(begin)
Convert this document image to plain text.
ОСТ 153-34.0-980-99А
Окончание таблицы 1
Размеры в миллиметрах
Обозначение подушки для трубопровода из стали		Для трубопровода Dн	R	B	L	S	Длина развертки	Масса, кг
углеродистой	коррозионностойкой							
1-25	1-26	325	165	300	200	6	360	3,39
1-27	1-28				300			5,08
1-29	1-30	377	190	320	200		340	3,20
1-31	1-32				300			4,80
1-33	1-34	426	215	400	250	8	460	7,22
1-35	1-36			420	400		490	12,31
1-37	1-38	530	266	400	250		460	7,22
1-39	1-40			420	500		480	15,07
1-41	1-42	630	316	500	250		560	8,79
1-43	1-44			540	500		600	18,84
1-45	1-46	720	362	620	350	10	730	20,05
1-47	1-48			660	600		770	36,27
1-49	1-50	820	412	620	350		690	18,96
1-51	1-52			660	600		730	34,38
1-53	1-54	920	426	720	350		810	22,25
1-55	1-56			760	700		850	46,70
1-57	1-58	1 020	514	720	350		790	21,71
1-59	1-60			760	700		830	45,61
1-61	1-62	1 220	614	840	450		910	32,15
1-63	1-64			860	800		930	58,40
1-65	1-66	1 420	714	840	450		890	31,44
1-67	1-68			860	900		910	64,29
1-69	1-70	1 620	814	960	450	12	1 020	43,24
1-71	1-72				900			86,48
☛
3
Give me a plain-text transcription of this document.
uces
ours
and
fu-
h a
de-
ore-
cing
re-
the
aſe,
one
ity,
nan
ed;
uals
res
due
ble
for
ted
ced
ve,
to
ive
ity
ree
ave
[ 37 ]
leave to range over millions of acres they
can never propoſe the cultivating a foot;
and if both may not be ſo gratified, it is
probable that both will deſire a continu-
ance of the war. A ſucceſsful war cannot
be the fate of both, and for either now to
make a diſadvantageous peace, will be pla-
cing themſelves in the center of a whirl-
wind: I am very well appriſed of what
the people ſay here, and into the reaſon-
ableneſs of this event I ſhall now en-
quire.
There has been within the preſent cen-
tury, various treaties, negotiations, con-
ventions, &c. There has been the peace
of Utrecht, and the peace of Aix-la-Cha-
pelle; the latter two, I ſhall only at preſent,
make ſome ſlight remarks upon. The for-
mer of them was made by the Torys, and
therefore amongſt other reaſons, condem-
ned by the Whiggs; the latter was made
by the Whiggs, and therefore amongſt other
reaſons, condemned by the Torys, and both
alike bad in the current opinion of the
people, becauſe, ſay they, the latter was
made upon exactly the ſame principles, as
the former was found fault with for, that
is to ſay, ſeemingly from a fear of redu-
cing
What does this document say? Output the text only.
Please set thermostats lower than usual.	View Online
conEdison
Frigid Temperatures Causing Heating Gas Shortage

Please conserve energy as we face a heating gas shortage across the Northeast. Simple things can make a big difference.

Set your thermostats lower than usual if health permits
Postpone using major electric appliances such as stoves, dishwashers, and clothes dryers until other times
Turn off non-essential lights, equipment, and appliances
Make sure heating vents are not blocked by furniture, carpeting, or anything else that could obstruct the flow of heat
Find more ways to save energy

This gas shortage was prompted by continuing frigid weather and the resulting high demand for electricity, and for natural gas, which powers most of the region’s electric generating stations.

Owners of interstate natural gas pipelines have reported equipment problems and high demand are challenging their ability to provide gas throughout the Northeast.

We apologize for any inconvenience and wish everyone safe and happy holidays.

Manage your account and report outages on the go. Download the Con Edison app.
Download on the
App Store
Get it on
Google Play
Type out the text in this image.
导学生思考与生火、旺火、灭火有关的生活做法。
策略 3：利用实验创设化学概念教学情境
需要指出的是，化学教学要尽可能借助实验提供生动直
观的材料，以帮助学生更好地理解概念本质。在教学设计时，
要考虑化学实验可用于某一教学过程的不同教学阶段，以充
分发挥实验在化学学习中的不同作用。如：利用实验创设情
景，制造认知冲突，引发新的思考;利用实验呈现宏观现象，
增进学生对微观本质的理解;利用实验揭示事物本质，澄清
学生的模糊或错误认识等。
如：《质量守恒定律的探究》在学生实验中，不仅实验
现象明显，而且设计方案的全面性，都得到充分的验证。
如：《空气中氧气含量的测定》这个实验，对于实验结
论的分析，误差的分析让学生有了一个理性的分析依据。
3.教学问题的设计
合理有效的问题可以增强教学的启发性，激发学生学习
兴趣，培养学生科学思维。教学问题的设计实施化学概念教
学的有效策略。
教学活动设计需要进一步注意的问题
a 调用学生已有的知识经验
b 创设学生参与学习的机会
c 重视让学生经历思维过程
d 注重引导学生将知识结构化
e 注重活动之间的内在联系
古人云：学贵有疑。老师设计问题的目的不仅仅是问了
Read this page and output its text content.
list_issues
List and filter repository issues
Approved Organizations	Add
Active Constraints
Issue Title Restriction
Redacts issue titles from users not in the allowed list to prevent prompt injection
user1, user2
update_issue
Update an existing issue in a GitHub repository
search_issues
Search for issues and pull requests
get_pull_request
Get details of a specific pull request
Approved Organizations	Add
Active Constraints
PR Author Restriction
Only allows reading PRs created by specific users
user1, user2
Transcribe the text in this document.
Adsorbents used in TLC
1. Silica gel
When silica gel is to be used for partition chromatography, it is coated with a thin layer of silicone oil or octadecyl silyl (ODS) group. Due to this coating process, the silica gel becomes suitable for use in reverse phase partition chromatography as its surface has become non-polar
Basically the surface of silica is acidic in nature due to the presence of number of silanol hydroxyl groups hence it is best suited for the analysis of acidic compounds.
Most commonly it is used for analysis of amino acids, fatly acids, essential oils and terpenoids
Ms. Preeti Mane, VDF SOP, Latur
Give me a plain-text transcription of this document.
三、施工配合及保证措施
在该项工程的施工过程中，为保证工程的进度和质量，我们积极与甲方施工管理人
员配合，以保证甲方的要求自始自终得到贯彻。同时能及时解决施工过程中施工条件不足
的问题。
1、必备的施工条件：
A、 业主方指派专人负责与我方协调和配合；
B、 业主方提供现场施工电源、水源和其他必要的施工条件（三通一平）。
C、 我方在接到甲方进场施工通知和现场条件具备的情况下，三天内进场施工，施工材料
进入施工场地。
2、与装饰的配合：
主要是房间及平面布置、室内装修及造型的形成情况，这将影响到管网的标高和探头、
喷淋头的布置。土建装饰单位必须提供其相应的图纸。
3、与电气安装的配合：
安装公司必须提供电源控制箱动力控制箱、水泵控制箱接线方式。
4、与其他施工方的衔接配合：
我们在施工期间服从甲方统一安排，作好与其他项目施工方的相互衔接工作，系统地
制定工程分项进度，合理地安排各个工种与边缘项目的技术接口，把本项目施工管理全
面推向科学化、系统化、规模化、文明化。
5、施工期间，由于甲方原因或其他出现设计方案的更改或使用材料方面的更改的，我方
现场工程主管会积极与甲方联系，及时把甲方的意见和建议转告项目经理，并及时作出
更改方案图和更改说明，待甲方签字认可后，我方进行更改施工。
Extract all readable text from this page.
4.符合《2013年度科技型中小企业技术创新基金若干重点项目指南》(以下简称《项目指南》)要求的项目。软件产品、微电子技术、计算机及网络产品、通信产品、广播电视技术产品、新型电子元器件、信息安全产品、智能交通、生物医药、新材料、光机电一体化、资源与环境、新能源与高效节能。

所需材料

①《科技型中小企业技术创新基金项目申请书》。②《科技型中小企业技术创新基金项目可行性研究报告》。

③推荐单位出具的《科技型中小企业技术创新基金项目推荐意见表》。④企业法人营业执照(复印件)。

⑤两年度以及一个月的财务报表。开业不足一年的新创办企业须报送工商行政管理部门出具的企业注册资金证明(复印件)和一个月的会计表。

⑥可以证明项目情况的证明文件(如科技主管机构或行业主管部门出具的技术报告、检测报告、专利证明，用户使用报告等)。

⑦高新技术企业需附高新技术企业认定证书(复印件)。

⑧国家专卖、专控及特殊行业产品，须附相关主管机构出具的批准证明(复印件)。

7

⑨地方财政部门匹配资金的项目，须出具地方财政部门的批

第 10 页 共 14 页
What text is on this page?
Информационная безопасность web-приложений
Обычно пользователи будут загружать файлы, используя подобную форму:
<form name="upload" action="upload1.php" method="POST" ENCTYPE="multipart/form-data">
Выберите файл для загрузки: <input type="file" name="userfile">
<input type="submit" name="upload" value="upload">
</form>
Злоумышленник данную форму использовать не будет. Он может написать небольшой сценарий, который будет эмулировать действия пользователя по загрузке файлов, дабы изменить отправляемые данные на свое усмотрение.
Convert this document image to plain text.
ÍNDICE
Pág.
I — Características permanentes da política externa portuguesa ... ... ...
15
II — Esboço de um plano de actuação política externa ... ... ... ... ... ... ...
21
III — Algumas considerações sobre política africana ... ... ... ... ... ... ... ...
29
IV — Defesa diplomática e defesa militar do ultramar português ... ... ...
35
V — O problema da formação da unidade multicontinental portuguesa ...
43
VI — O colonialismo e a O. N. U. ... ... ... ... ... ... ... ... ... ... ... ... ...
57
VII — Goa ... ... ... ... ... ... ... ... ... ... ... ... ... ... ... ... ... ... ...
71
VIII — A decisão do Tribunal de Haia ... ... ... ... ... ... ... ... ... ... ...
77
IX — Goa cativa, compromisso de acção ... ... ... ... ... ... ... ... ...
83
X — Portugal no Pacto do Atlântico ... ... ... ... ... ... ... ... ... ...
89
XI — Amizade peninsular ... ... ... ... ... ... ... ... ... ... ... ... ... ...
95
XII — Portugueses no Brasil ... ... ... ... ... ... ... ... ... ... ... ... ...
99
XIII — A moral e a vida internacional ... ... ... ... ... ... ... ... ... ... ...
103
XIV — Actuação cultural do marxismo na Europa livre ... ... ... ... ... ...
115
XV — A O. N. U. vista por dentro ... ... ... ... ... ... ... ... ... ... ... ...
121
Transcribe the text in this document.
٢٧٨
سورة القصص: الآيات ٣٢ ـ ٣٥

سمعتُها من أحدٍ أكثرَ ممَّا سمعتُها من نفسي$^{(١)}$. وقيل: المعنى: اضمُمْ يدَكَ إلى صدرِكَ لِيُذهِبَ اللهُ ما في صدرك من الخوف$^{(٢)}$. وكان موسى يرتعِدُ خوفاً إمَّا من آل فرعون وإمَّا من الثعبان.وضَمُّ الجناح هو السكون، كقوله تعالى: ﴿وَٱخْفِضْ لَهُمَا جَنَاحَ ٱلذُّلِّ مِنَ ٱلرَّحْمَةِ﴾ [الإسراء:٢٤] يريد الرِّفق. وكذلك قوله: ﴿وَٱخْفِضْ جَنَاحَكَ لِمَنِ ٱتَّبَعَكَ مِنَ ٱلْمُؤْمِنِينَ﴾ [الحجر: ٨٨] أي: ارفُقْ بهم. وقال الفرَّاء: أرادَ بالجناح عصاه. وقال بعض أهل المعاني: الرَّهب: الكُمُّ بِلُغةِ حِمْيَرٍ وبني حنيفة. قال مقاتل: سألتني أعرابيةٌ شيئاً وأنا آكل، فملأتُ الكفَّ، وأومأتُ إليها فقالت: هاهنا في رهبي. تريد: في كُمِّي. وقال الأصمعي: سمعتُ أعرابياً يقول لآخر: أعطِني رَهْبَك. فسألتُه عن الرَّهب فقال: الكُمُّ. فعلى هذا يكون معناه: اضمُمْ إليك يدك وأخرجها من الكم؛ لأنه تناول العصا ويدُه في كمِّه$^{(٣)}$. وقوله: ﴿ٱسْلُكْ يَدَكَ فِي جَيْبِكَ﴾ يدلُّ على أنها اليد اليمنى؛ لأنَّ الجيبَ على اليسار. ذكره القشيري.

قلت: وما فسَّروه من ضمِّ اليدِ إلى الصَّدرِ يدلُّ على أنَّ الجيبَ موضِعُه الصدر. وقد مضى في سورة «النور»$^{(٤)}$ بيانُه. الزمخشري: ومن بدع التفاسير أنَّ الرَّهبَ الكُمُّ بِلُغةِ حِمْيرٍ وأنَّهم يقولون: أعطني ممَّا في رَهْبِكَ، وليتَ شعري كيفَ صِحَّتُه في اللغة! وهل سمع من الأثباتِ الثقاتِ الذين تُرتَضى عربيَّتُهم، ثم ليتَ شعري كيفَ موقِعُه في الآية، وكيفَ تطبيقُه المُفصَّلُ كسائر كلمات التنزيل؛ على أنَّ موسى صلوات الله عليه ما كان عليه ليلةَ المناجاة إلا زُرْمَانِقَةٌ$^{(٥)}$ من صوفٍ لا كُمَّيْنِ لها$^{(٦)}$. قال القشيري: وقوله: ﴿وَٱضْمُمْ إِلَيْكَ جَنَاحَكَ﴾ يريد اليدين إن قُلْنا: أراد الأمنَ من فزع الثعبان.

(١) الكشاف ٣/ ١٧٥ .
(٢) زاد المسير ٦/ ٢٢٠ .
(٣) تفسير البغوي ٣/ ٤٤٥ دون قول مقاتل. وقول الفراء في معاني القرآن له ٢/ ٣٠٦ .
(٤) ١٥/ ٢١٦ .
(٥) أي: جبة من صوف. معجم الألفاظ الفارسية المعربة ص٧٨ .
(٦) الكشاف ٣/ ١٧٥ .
(end)
THE TASK — Using the entries above, return each line in which the word "they" occurs.

FINAL ANSWER —
leave to range over millions of acres they
people, becauſe, ſay they, the latter was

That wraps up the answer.